Task data

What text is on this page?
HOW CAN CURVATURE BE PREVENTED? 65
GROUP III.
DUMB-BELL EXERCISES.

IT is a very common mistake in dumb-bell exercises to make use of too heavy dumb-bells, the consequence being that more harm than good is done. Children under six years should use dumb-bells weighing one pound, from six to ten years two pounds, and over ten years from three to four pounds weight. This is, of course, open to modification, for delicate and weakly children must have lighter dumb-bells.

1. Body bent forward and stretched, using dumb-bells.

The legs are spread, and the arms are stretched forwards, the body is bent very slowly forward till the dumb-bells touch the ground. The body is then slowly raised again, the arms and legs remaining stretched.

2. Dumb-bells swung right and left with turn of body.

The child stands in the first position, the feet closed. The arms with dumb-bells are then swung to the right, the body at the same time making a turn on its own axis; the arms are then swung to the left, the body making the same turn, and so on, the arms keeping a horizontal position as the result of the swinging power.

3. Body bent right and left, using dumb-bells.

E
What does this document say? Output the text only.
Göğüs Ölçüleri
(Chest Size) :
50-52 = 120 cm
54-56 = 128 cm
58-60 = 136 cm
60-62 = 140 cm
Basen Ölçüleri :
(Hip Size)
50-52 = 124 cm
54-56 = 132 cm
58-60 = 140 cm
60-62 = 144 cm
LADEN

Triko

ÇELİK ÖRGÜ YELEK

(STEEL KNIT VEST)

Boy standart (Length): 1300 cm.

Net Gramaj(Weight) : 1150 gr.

What is asked
Nothing but the lines from the one with "What does this" through the end of the data above should be repeated, each exactly as it stands.

The output
What does this document say? Output the text only.
Göğüs Ölçüleri
(Chest Size) :
50-52 = 120 cm
54-56 = 128 cm
58-60 = 136 cm
60-62 = 140 cm
Basen Ölçüleri :
(Hip Size)
50-52 = 124 cm
54-56 = 132 cm
58-60 = 140 cm
60-62 = 144 cm
LADEN

Triko

ÇELİK ÖRGÜ YELEK

(STEEL KNIT VEST)

Boy standart (Length): 1300 cm.

Net Gramaj(Weight) : 1150 gr.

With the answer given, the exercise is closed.